● WRITTEN REQUEST:
Exactly transcribe the span of lines from the one containing "Give me a plain-text" through the final line of the entries, inclusive, and nothing outside it. Exclude the pictures.

● RECORDS FOR THIS TASK:
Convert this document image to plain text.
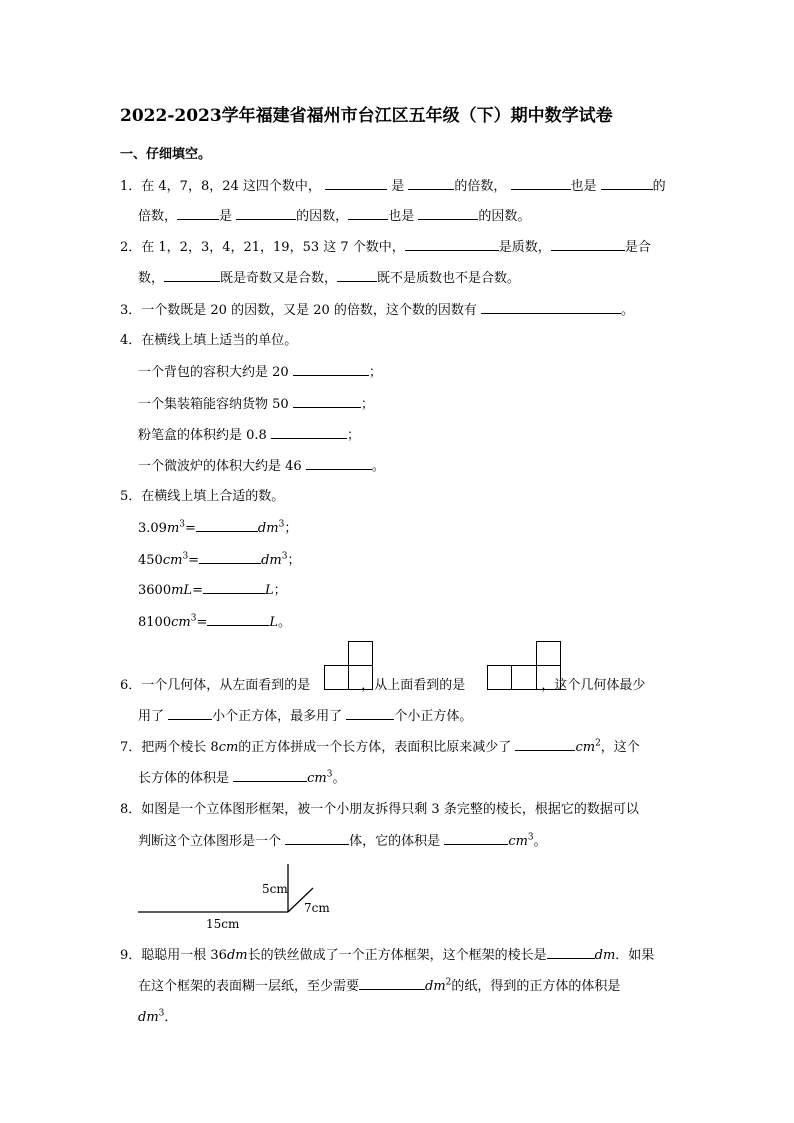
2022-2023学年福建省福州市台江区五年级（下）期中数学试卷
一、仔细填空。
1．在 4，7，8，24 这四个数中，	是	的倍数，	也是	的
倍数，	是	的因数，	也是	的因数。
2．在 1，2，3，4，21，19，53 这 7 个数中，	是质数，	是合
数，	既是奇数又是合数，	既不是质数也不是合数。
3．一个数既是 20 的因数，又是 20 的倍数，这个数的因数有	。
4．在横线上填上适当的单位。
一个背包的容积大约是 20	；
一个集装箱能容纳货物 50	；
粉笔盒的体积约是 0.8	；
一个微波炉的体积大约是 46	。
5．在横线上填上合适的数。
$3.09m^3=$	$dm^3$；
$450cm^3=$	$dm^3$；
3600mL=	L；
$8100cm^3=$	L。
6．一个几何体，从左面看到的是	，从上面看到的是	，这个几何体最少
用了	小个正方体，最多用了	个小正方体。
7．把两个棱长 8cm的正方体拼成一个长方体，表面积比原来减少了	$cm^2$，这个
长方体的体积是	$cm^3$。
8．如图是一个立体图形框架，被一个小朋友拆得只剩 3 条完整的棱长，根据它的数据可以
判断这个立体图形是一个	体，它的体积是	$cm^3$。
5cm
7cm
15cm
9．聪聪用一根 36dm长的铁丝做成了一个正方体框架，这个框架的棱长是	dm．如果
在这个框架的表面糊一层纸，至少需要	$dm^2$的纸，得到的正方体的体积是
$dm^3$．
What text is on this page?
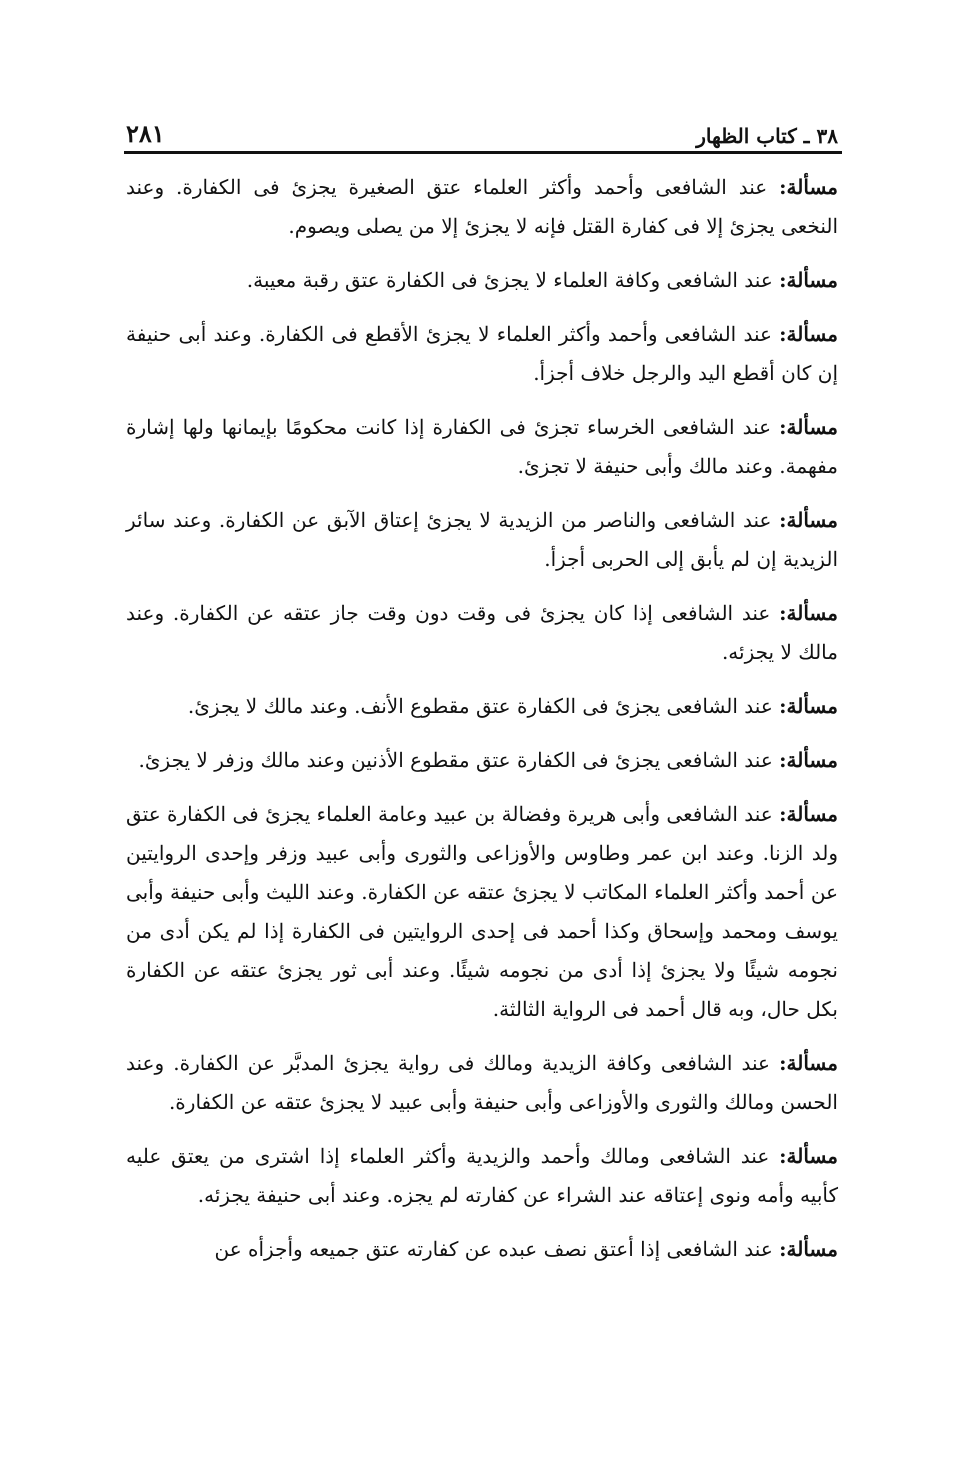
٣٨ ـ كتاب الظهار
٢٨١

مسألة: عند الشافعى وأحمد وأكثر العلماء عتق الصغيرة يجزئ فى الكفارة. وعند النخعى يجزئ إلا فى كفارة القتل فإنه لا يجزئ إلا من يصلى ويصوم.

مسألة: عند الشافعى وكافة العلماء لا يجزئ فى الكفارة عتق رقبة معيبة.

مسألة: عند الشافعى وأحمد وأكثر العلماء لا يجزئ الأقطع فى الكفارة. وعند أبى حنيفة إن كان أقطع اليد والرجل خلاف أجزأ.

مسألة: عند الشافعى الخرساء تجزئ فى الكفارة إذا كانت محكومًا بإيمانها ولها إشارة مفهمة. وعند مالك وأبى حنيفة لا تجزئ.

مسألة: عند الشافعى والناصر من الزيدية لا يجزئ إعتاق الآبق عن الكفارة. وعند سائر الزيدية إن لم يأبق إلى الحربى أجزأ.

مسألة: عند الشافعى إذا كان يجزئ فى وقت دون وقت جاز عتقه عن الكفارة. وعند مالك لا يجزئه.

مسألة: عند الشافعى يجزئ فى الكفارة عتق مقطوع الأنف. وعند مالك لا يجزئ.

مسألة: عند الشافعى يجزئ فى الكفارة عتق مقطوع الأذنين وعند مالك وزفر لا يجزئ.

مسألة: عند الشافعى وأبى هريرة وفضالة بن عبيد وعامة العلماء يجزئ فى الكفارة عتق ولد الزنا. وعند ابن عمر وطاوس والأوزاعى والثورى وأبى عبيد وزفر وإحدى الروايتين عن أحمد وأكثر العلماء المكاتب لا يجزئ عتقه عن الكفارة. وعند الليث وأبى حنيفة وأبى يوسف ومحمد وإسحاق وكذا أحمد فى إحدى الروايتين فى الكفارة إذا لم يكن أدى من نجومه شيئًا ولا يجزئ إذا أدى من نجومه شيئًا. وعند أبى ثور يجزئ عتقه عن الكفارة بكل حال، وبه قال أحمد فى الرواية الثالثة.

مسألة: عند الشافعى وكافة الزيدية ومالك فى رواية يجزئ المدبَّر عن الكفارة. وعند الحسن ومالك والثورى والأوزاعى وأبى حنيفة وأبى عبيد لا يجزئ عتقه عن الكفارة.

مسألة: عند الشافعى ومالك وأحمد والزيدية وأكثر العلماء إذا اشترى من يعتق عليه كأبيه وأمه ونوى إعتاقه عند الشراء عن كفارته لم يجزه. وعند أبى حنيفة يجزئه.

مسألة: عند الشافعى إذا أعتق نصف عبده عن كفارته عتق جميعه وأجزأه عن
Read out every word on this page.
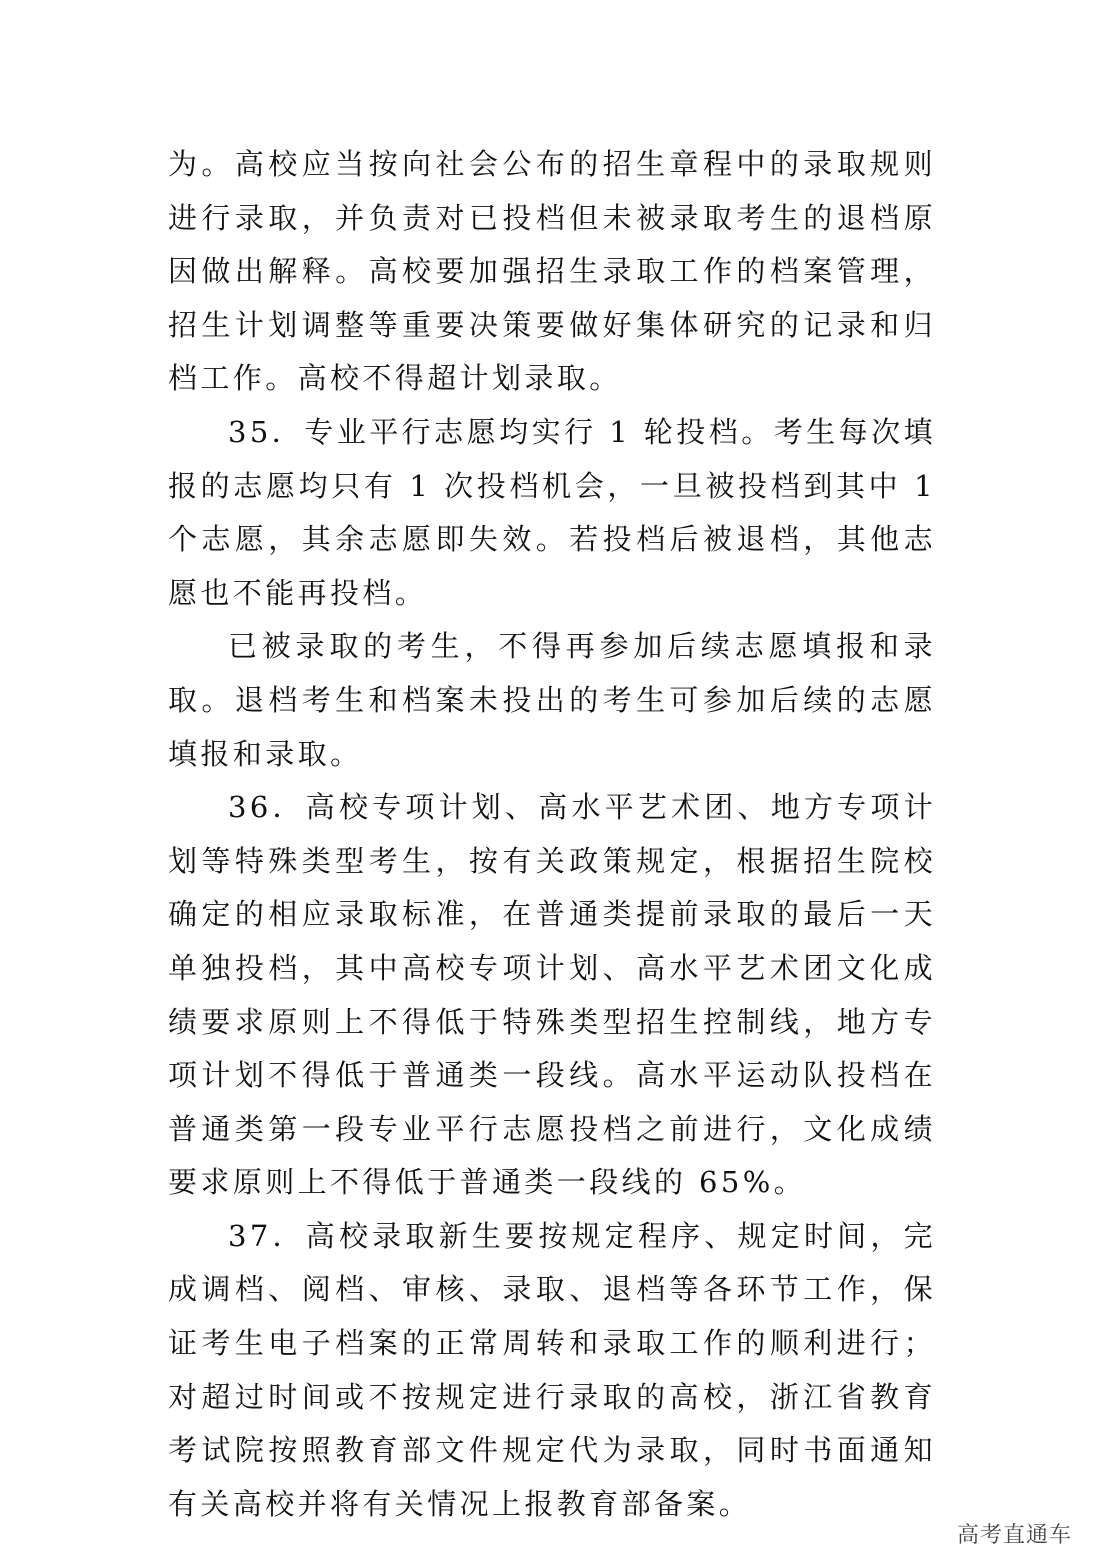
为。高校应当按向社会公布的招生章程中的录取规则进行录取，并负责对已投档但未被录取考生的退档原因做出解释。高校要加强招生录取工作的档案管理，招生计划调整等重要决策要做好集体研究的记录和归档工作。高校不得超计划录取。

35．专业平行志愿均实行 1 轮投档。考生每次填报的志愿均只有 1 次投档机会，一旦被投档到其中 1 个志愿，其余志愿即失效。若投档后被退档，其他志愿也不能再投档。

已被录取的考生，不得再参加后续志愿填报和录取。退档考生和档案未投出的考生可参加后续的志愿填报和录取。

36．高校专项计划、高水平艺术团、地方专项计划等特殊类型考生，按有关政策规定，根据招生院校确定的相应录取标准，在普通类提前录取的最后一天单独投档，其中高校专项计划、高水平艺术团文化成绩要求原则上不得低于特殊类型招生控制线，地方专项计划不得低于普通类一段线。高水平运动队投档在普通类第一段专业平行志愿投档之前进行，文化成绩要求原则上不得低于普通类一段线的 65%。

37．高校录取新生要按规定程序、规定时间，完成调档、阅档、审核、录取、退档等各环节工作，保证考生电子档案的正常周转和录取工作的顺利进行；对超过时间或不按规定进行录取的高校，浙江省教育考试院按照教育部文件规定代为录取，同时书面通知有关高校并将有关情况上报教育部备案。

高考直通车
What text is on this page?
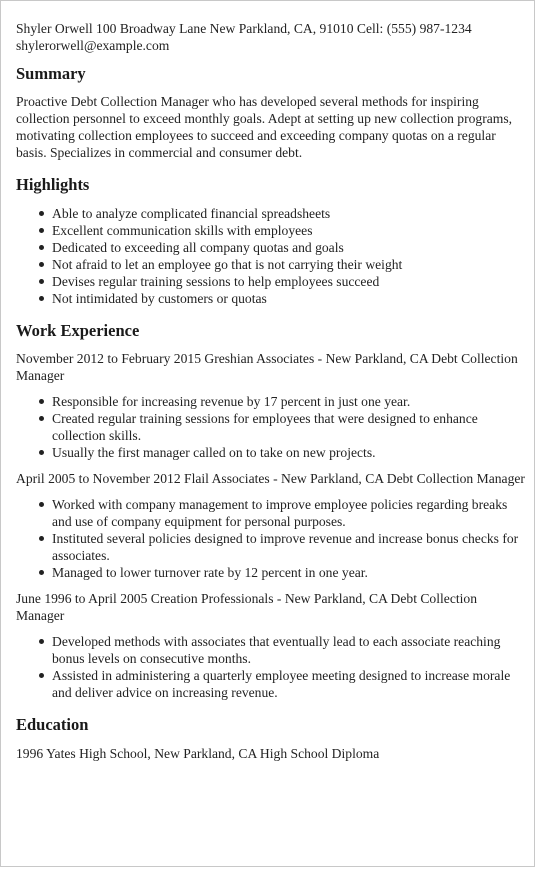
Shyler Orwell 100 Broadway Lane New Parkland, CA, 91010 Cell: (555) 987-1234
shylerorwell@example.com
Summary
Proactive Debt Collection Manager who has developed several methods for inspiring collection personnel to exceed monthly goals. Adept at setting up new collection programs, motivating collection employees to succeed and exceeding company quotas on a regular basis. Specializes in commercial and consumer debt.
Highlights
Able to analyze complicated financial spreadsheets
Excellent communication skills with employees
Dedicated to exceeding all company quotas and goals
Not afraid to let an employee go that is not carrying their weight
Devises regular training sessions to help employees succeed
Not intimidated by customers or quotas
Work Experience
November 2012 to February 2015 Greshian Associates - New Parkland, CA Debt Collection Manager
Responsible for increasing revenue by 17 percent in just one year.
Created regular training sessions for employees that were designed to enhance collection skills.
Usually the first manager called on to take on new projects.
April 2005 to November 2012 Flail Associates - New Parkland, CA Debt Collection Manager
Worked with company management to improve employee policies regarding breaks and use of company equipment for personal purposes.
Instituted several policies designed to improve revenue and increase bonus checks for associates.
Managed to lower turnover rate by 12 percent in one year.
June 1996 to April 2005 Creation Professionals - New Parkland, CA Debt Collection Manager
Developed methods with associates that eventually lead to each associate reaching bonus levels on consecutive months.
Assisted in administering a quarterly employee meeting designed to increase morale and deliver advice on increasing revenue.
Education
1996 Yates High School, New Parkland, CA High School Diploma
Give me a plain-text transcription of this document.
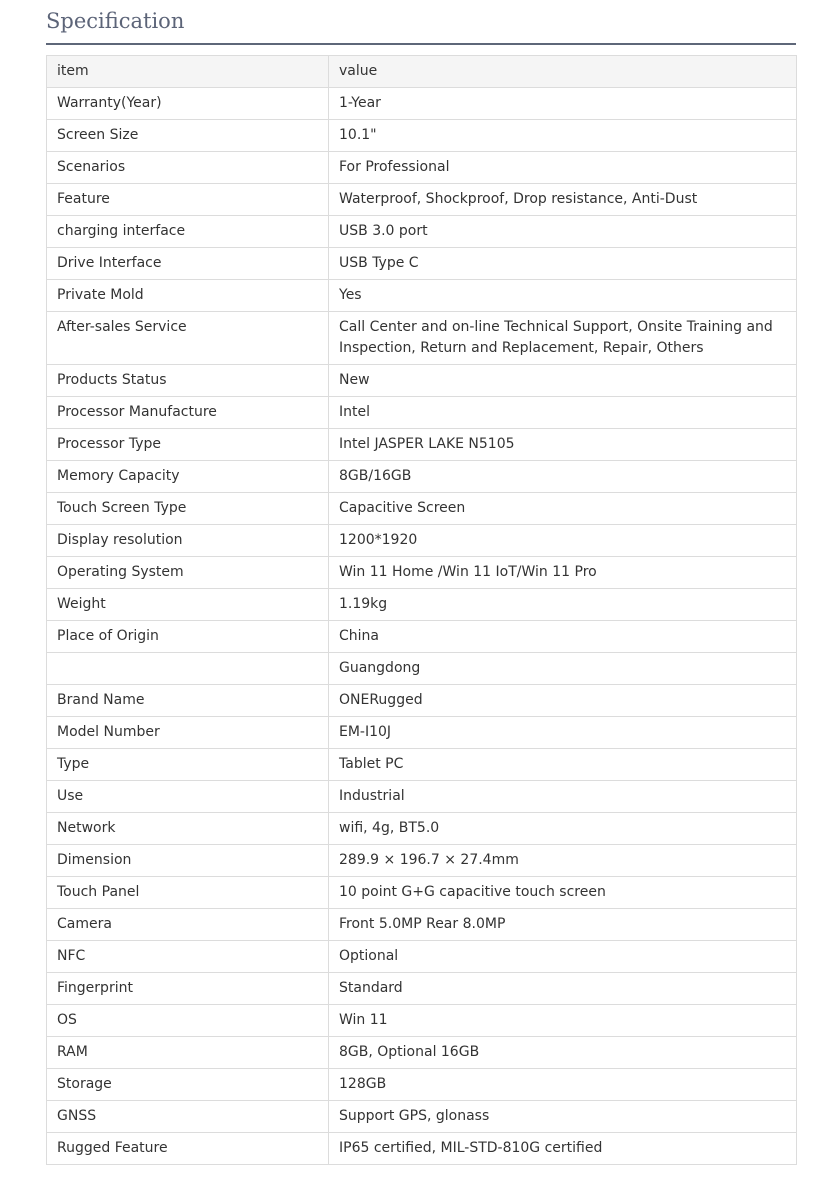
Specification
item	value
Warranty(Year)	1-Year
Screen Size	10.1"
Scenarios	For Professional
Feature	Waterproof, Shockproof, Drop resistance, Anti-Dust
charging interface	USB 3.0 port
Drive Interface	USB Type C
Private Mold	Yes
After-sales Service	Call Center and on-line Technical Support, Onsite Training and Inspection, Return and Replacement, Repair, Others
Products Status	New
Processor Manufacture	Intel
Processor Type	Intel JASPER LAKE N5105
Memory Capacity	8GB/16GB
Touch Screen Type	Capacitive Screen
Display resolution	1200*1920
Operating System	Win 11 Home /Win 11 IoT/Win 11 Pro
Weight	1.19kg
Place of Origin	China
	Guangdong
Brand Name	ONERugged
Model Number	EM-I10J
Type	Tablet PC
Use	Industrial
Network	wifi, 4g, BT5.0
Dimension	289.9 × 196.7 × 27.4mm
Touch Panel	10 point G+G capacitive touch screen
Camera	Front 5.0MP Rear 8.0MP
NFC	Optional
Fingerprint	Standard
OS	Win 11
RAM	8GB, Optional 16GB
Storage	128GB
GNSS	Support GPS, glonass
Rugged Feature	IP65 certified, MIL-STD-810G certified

● WRITTEN RESPONSE:
Give me a plain-text transcription of this document.
Specification
item	value
Warranty(Year)	1-Year
Screen Size	10.1"
Scenarios	For Professional
Feature	Waterproof, Shockproof, Drop resistance, Anti-Dust
charging interface	USB 3.0 port
Drive Interface	USB Type C
Private Mold	Yes
After-sales Service	Call Center and on-line Technical Support, Onsite Training and Inspection, Return and Replacement, Repair, Others
Products Status	New
Processor Manufacture	Intel
Processor Type	Intel JASPER LAKE N5105
Memory Capacity	8GB/16GB
Touch Screen Type	Capacitive Screen
Display resolution	1200*1920
Operating System	Win 11 Home /Win 11 IoT/Win 11 Pro
Weight	1.19kg
Place of Origin	China
	Guangdong
Brand Name	ONERugged
Model Number	EM-I10J
Type	Tablet PC
Use	Industrial
Network	wifi, 4g, BT5.0
Dimension	289.9 × 196.7 × 27.4mm
Touch Panel	10 point G+G capacitive touch screen
Camera	Front 5.0MP Rear 8.0MP
NFC	Optional
Fingerprint	Standard
OS	Win 11
RAM	8GB, Optional 16GB
Storage	128GB
GNSS	Support GPS, glonass
Rugged Feature	IP65 certified, MIL-STD-810G certified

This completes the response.